DO THIS: Give the data again, word for word.

DATA FOR THIS TASK:

==========

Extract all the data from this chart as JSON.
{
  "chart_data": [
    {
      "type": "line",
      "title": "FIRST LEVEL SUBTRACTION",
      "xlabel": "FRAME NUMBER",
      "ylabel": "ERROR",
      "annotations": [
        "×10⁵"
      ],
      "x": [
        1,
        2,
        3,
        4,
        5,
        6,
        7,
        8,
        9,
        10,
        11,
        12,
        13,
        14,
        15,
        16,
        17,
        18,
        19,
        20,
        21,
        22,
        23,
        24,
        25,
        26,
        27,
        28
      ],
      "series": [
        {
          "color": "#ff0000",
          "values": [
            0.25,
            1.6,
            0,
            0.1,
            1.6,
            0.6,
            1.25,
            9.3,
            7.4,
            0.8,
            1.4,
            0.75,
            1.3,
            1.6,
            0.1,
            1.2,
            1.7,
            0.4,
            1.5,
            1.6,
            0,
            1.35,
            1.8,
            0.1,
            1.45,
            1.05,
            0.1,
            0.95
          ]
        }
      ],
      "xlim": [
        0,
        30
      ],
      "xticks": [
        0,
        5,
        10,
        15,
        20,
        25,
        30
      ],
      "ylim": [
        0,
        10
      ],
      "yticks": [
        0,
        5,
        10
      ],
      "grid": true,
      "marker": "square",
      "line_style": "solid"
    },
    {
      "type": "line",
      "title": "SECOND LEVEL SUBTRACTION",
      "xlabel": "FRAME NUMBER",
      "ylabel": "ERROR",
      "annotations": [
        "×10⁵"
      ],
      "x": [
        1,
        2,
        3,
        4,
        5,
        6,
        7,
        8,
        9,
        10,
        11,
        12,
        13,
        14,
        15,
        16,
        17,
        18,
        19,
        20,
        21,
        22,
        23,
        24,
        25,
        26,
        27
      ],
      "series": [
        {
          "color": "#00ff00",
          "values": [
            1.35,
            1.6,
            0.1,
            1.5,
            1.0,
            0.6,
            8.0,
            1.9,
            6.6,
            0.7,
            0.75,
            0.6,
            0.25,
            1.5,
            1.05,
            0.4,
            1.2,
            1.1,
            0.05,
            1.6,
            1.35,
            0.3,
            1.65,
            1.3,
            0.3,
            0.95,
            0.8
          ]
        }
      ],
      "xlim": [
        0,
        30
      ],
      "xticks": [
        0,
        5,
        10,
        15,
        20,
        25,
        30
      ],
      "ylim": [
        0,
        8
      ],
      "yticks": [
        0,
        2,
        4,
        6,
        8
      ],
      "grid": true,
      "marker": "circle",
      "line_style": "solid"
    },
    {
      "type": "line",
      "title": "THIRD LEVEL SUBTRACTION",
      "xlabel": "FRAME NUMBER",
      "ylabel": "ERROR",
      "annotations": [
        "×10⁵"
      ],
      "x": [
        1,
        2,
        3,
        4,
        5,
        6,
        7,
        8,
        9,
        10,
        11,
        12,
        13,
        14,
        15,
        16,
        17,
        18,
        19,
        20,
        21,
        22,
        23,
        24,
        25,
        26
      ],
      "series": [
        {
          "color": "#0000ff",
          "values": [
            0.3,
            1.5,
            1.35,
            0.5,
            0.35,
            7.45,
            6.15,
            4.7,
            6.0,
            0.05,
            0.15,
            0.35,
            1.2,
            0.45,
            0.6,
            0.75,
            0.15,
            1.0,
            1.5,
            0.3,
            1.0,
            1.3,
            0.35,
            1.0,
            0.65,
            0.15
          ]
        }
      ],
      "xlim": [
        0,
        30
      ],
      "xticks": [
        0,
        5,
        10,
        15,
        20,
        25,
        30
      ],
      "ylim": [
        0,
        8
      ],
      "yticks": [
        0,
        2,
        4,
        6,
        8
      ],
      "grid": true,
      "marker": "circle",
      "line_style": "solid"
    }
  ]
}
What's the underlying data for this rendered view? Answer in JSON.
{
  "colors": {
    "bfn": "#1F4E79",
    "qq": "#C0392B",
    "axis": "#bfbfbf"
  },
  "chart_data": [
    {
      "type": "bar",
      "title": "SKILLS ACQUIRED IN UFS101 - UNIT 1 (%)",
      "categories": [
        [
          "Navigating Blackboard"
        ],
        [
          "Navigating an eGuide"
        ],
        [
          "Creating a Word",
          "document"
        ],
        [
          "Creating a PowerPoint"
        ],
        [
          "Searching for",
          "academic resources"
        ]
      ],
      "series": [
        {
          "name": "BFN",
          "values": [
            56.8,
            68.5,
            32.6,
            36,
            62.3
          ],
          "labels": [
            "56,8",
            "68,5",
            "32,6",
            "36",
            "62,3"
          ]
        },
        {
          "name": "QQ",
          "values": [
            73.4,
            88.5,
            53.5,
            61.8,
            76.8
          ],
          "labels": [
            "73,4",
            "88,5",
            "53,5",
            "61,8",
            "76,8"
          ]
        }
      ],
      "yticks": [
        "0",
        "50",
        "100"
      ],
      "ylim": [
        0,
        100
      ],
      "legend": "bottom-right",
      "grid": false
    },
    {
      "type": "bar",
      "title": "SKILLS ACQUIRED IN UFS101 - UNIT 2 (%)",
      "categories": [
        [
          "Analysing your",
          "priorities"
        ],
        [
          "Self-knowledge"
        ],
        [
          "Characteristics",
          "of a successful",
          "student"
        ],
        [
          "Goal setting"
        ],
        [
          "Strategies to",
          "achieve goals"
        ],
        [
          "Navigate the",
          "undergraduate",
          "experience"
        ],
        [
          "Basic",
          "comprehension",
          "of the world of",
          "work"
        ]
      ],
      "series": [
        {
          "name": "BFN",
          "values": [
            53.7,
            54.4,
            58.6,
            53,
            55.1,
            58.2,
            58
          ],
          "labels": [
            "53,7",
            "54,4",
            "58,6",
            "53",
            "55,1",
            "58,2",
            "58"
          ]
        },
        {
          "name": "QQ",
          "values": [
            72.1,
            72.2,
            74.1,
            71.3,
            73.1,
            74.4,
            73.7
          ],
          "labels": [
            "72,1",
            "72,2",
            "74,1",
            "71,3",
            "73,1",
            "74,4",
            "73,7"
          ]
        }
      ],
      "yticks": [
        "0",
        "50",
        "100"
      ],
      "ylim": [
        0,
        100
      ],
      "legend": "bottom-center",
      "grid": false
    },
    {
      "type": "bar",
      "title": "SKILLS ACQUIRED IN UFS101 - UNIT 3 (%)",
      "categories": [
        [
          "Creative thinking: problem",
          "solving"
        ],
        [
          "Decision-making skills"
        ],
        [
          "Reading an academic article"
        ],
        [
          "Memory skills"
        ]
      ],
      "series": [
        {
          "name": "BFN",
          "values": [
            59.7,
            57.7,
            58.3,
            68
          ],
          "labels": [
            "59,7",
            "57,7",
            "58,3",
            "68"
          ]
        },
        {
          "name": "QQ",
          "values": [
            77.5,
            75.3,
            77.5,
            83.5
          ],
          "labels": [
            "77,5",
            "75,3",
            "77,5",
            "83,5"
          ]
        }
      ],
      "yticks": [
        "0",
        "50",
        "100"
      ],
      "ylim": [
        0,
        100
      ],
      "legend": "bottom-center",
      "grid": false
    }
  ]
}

==========

WRITTEN SOLUTION:
Extract all the data from this chart as JSON.
{
  "chart_data": [
    {
      "type": "line",
      "title": "FIRST LEVEL SUBTRACTION",
      "xlabel": "FRAME NUMBER",
      "ylabel": "ERROR",
      "annotations": [
        "×10⁵"
      ],
      "x": [
        1,
        2,
        3,
        4,
        5,
        6,
        7,
        8,
        9,
        10,
        11,
        12,
        13,
        14,
        15,
        16,
        17,
        18,
        19,
        20,
        21,
        22,
        23,
        24,
        25,
        26,
        27,
        28
      ],
      "series": [
        {
          "color": "#ff0000",
          "values": [
            0.25,
            1.6,
            0,
            0.1,
            1.6,
            0.6,
            1.25,
            9.3,
            7.4,
            0.8,
            1.4,
            0.75,
            1.3,
            1.6,
            0.1,
            1.2,
            1.7,
            0.4,
            1.5,
            1.6,
            0,
            1.35,
            1.8,
            0.1,
            1.45,
            1.05,
            0.1,
            0.95
          ]
        }
      ],
      "xlim": [
        0,
        30
      ],
      "xticks": [
        0,
        5,
        10,
        15,
        20,
        25,
        30
      ],
      "ylim": [
        0,
        10
      ],
      "yticks": [
        0,
        5,
        10
      ],
      "grid": true,
      "marker": "square",
      "line_style": "solid"
    },
    {
      "type": "line",
      "title": "SECOND LEVEL SUBTRACTION",
      "xlabel": "FRAME NUMBER",
      "ylabel": "ERROR",
      "annotations": [
        "×10⁵"
      ],
      "x": [
        1,
        2,
        3,
        4,
        5,
        6,
        7,
        8,
        9,
        10,
        11,
        12,
        13,
        14,
        15,
        16,
        17,
        18,
        19,
        20,
        21,
        22,
        23,
        24,
        25,
        26,
        27
      ],
      "series": [
        {
          "color": "#00ff00",
          "values": [
            1.35,
            1.6,
            0.1,
            1.5,
            1.0,
            0.6,
            8.0,
            1.9,
            6.6,
            0.7,
            0.75,
            0.6,
            0.25,
            1.5,
            1.05,
            0.4,
            1.2,
            1.1,
            0.05,
            1.6,
            1.35,
            0.3,
            1.65,
            1.3,
            0.3,
            0.95,
            0.8
          ]
        }
      ],
      "xlim": [
        0,
        30
      ],
      "xticks": [
        0,
        5,
        10,
        15,
        20,
        25,
        30
      ],
      "ylim": [
        0,
        8
      ],
      "yticks": [
        0,
        2,
        4,
        6,
        8
      ],
      "grid": true,
      "marker": "circle",
      "line_style": "solid"
    },
    {
      "type": "line",
      "title": "THIRD LEVEL SUBTRACTION",
      "xlabel": "FRAME NUMBER",
      "ylabel": "ERROR",
      "annotations": [
        "×10⁵"
      ],
      "x": [
        1,
        2,
        3,
        4,
        5,
        6,
        7,
        8,
        9,
        10,
        11,
        12,
        13,
        14,
        15,
        16,
        17,
        18,
        19,
        20,
        21,
        22,
        23,
        24,
        25,
        26
      ],
      "series": [
        {
          "color": "#0000ff",
          "values": [
            0.3,
            1.5,
            1.35,
            0.5,
            0.35,
            7.45,
            6.15,
            4.7,
            6.0,
            0.05,
            0.15,
            0.35,
            1.2,
            0.45,
            0.6,
            0.75,
            0.15,
            1.0,
            1.5,
            0.3,
            1.0,
            1.3,
            0.35,
            1.0,
            0.65,
            0.15
          ]
        }
      ],
      "xlim": [
        0,
        30
      ],
      "xticks": [
        0,
        5,
        10,
        15,
        20,
        25,
        30
      ],
      "ylim": [
        0,
        8
      ],
      "yticks": [
        0,
        2,
        4,
        6,
        8
      ],
      "grid": true,
      "marker": "circle",
      "line_style": "solid"
    }
  ]
}
What's the underlying data for this rendered view? Answer in JSON.
{
  "colors": {
    "bfn": "#1F4E79",
    "qq": "#C0392B",
    "axis": "#bfbfbf"
  },
  "chart_data": [
    {
      "type": "bar",
      "title": "SKILLS ACQUIRED IN UFS101 - UNIT 1 (%)",
      "categories": [
        [
          "Navigating Blackboard"
        ],
        [
          "Navigating an eGuide"
        ],
        [
          "Creating a Word",
          "document"
        ],
        [
          "Creating a PowerPoint"
        ],
        [
          "Searching for",
          "academic resources"
        ]
      ],
      "series": [
        {
          "name": "BFN",
          "values": [
            56.8,
            68.5,
            32.6,
            36,
            62.3
          ],
          "labels": [
            "56,8",
            "68,5",
            "32,6",
            "36",
            "62,3"
          ]
        },
        {
          "name": "QQ",
          "values": [
            73.4,
            88.5,
            53.5,
            61.8,
            76.8
          ],
          "labels": [
            "73,4",
            "88,5",
            "53,5",
            "61,8",
            "76,8"
          ]
        }
      ],
      "yticks": [
        "0",
        "50",
        "100"
      ],
      "ylim": [
        0,
        100
      ],
      "legend": "bottom-right",
      "grid": false
    },
    {
      "type": "bar",
      "title": "SKILLS ACQUIRED IN UFS101 - UNIT 2 (%)",
      "categories": [
        [
          "Analysing your",
          "priorities"
        ],
        [
          "Self-knowledge"
        ],
        [
          "Characteristics",
          "of a successful",
          "student"
        ],
        [
          "Goal setting"
        ],
        [
          "Strategies to",
          "achieve goals"
        ],
        [
          "Navigate the",
          "undergraduate",
          "experience"
        ],
        [
          "Basic",
          "comprehension",
          "of the world of",
          "work"
        ]
      ],
      "series": [
        {
          "name": "BFN",
          "values": [
            53.7,
            54.4,
            58.6,
            53,
            55.1,
            58.2,
            58
          ],
          "labels": [
            "53,7",
            "54,4",
            "58,6",
            "53",
            "55,1",
            "58,2",
            "58"
          ]
        },
        {
          "name": "QQ",
          "values": [
            72.1,
            72.2,
            74.1,
            71.3,
            73.1,
            74.4,
            73.7
          ],
          "labels": [
            "72,1",
            "72,2",
            "74,1",
            "71,3",
            "73,1",
            "74,4",
            "73,7"
          ]
        }
      ],
      "yticks": [
        "0",
        "50",
        "100"
      ],
      "ylim": [
        0,
        100
      ],
      "legend": "bottom-center",
      "grid": false
    },
    {
      "type": "bar",
      "title": "SKILLS ACQUIRED IN UFS101 - UNIT 3 (%)",
      "categories": [
        [
          "Creative thinking: problem",
          "solving"
        ],
        [
          "Decision-making skills"
        ],
        [
          "Reading an academic article"
        ],
        [
          "Memory skills"
        ]
      ],
      "series": [
        {
          "name": "BFN",
          "values": [
            59.7,
            57.7,
            58.3,
            68
          ],
          "labels": [
            "59,7",
            "57,7",
            "58,3",
            "68"
          ]
        },
        {
          "name": "QQ",
          "values": [
            77.5,
            75.3,
            77.5,
            83.5
          ],
          "labels": [
            "77,5",
            "75,3",
            "77,5",
            "83,5"
          ]
        }
      ],
      "yticks": [
        "0",
        "50",
        "100"
      ],
      "ylim": [
        0,
        100
      ],
      "legend": "bottom-center",
      "grid": false
    }
  ]
}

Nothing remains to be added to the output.